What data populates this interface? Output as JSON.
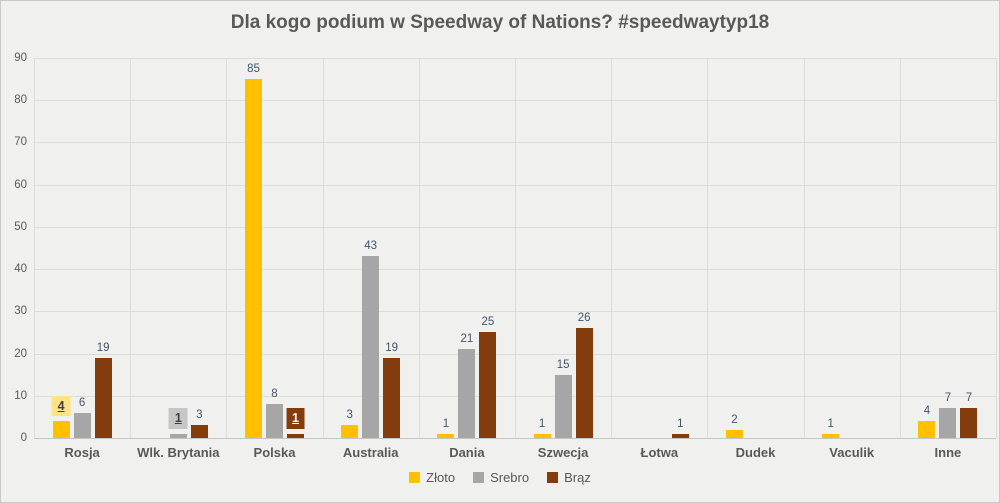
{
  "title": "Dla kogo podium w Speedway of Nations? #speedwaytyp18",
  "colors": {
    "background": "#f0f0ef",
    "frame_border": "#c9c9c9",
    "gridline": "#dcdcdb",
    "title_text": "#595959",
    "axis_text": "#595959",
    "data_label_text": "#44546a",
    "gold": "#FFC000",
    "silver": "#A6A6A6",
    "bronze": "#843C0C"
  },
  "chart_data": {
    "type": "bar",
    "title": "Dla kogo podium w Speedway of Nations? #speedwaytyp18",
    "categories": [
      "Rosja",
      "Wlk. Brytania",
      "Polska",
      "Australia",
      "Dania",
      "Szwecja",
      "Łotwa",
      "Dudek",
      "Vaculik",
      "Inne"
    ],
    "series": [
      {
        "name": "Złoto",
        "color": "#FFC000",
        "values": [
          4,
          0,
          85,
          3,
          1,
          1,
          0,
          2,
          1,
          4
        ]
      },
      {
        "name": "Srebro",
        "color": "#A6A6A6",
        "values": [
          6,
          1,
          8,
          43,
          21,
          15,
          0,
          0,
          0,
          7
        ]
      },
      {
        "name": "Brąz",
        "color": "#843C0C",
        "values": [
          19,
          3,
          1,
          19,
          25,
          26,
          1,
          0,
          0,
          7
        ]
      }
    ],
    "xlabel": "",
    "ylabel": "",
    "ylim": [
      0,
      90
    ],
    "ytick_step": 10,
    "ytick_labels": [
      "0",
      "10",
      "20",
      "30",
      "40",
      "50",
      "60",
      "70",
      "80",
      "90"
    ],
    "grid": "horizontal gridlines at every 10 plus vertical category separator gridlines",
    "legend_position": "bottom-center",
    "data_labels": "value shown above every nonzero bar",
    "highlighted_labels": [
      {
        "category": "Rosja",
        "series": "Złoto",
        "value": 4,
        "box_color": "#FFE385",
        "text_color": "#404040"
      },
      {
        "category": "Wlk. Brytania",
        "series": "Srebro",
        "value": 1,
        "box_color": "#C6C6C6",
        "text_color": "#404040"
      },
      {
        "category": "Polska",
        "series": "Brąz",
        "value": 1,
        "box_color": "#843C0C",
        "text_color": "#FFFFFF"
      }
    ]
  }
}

* * *

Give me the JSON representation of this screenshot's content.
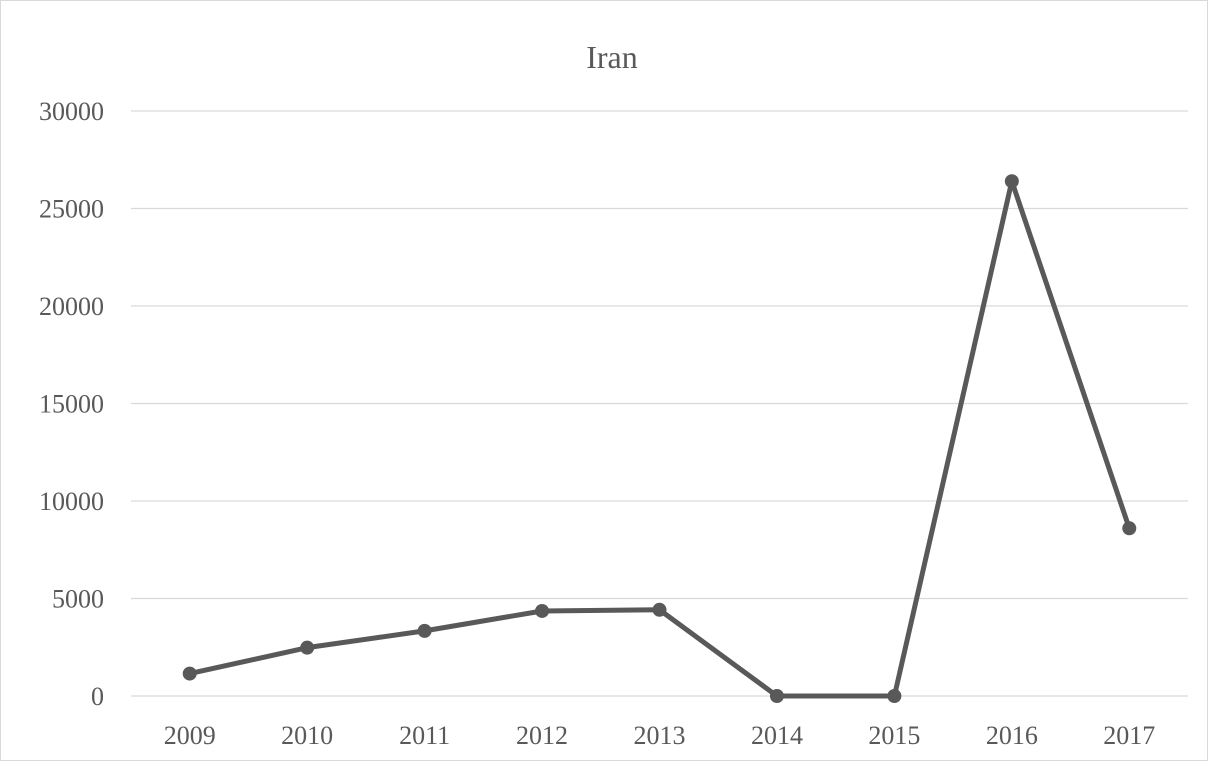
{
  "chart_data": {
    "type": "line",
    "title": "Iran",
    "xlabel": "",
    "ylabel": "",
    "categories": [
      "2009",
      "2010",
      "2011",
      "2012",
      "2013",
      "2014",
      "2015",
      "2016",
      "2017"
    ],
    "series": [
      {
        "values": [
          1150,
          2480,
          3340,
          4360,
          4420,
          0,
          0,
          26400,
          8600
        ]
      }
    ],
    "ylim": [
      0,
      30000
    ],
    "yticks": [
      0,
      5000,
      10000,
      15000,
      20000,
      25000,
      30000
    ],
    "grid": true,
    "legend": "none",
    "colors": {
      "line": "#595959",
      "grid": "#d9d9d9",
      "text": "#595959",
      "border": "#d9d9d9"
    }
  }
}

* * *

= EXERCISE TASK =
Select every line in the records above that contains the word "JSON".

= OUTPUT OF THE EXERCISE =
What data populates this interface? Output as JSON.
Give me the JSON representation of this screenshot's content.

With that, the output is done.